═════ PASSAGE
# Assembling 24valve 2.9L VR6--Main bearing Clearances....



## Snitches Get Stitches (Jul 21, 2007)

I have my freshly machined block back from machining, and I am having issues with clearances on bearings. 
All journals look amazing, and I am seeing uniform numbers across the block, but way too low. The crank has been knife-edged and fully balanced.
This is with ARP Billet Main Caps + Studs---block was align-honed. Also, these are 034 coated main bearings. I was told these were OEM bearings sent out for coating. We are using platigage after taking our time tourqing to 60ft lbs as per ARP instructions. 
So plastigauge is giving is 0.001....after wipingdown everything on bearings, crak, etc...we eventually saw 0.0015...We are looking for 0.0025 and up.
So I have ordered up OEM bearings and hoping that the coatings are not thought out well, and are giving me the problems.
Anyone ever see these issues in building an engine and checking main clearances? 
I havn't even gotten to rod bearing clearances--which are also 034 coated OEM bearings that I had rifle drilled to match the Int. Engineering Rod's w/ rifle drilling.
Please, Please, Please be the coating on the stupid bearings...
══════════
═════ DATA ENTRIES
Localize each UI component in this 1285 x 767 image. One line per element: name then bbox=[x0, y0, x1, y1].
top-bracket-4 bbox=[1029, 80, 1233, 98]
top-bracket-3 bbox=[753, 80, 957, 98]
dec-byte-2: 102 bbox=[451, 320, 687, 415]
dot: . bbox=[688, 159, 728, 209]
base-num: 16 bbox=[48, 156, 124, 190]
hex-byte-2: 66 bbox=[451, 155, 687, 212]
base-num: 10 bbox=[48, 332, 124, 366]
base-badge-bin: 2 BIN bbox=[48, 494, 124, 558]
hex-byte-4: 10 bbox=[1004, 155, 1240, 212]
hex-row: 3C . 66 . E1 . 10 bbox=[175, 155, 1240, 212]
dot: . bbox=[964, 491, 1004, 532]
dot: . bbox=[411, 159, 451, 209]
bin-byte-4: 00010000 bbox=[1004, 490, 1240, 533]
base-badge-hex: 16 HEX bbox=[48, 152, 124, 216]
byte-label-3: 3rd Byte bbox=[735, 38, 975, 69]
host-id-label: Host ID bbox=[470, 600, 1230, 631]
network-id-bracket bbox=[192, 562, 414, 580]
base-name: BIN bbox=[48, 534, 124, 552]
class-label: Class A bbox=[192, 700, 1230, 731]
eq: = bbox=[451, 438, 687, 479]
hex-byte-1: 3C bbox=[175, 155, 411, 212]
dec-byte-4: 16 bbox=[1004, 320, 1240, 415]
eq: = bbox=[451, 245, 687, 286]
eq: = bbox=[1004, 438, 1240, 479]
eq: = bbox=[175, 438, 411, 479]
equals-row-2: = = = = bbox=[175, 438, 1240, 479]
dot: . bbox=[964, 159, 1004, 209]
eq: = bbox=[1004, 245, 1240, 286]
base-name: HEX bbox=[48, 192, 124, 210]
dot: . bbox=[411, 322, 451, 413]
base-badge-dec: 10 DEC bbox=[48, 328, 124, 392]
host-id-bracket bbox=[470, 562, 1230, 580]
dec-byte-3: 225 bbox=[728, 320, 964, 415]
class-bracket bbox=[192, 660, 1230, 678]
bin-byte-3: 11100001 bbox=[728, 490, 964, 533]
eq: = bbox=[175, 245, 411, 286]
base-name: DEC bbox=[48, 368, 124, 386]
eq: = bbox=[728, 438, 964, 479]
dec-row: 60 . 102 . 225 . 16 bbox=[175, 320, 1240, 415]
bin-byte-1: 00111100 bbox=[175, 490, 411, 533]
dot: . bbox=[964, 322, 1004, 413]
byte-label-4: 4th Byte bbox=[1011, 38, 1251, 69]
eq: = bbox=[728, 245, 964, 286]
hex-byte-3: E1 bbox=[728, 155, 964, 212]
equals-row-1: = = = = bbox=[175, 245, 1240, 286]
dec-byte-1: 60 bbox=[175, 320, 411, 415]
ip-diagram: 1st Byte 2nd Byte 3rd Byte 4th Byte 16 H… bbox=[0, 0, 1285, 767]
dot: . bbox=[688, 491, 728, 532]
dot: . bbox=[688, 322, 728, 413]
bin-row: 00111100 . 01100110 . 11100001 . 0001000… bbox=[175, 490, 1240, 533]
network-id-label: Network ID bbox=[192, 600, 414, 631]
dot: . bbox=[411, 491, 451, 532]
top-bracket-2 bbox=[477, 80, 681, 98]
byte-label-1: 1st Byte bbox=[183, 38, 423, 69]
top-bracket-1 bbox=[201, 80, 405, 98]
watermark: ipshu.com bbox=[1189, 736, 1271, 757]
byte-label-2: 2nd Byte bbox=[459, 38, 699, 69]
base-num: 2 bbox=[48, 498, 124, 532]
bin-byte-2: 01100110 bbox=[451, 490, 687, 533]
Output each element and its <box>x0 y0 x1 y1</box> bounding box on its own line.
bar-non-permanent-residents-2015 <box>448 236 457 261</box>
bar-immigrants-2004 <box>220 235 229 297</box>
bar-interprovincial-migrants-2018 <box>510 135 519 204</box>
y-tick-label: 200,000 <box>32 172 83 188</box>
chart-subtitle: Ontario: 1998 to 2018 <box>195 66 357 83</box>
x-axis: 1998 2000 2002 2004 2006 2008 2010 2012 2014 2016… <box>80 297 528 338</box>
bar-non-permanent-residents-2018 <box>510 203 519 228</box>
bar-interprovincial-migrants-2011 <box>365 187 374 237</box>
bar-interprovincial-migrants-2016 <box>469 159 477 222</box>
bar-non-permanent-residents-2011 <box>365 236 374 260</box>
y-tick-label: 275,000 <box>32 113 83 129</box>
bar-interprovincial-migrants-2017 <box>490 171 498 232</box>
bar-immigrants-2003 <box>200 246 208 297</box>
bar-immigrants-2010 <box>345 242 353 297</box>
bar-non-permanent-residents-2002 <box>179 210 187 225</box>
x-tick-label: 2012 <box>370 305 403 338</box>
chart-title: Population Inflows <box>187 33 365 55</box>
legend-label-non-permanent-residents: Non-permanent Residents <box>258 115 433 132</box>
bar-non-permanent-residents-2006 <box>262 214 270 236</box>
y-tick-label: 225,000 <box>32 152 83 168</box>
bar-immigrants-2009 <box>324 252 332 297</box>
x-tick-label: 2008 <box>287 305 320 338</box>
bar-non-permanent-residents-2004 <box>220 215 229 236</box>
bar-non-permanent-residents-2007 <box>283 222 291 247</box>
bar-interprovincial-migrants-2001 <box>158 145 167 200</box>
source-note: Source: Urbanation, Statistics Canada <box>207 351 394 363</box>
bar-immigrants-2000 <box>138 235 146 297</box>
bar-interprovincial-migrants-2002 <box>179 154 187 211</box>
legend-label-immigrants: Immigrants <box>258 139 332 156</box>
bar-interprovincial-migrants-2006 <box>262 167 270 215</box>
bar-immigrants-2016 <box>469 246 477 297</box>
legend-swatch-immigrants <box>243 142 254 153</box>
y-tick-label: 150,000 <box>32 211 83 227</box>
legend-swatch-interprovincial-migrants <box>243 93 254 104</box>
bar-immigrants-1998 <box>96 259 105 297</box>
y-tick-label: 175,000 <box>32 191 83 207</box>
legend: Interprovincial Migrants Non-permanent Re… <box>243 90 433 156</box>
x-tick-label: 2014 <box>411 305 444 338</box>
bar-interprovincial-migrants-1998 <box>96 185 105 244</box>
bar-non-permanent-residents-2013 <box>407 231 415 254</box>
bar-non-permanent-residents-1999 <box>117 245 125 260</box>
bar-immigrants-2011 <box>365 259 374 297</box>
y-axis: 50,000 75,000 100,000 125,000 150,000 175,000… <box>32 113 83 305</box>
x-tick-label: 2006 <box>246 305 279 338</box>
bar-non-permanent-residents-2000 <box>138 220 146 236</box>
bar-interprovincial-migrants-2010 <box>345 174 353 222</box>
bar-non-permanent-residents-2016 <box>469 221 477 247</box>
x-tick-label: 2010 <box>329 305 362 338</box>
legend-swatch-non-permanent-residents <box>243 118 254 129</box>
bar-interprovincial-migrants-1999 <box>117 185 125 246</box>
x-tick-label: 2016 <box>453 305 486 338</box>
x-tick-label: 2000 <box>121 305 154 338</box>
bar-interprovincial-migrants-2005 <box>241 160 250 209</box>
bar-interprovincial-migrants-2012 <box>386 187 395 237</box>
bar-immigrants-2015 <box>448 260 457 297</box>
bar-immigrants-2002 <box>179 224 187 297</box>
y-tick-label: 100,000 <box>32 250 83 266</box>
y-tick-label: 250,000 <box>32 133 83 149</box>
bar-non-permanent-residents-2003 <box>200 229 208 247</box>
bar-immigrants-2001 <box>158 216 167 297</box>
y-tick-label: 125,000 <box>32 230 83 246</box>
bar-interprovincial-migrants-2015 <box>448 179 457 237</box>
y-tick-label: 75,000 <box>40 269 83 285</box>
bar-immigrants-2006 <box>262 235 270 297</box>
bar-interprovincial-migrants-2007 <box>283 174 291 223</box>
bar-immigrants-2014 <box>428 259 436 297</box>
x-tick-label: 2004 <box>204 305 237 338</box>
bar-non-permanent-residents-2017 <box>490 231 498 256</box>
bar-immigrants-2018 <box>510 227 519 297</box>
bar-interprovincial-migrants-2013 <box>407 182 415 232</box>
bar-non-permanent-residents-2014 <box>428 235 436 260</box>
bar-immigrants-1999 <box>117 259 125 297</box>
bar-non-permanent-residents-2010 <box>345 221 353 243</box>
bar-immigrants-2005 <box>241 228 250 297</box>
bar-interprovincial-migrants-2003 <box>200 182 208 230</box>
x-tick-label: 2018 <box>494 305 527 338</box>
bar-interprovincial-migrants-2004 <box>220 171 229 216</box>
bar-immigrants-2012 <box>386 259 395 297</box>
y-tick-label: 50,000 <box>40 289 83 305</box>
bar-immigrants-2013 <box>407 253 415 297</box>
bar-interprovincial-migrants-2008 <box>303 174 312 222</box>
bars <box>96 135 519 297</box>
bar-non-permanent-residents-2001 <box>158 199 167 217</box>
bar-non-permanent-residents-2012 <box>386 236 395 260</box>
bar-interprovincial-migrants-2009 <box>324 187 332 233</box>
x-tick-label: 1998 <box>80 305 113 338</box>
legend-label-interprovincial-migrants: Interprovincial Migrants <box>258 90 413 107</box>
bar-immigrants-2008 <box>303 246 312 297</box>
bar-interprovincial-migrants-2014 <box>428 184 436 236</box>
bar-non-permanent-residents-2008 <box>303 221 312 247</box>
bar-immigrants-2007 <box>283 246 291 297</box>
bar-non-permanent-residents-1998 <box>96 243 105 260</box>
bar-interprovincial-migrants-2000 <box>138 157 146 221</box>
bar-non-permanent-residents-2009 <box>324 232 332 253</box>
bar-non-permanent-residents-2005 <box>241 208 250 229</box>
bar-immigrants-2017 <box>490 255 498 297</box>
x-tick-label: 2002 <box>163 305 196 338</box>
══════════
__TASK INSTRUCTIONS__:
1) Please reproduce the VR6 bearing post from "I havn't even" to "w/ rifle drilling.".
2) Restate the paragraph of the VR6 bearing post that begins "This is with ARP Billet Main Caps" as a short bulleted list, keeping its main facts.
3) Answer these from the VR6 bearing post, one per line:
(a) What work has been done to the crank?
(b) To what torque were the main caps tightened?
(c) What main bearing clearance is the builder looking for?
The data records aren't needed for any of this.

__WORKED ANSWERS__:
1)
I havn't even gotten to rod bearing clearances--which are also 034 coated OEM bearings that I had rifle drilled to match the Int. Engineering Rod's w/ rifle drilling.

2)
- ARP billet main caps and studs are used.
- The block was align-honed.
- The main bearings are 034 coated, reportedly OEM bearings sent out for coating.
- Clearance is checked with Plastigauge after careful torquing to 60 ft lbs, following ARP instructions.

3)
(a) It has been knife-edged and fully balanced.
(b) 60 ft lbs.
(c) 0.0025 and up.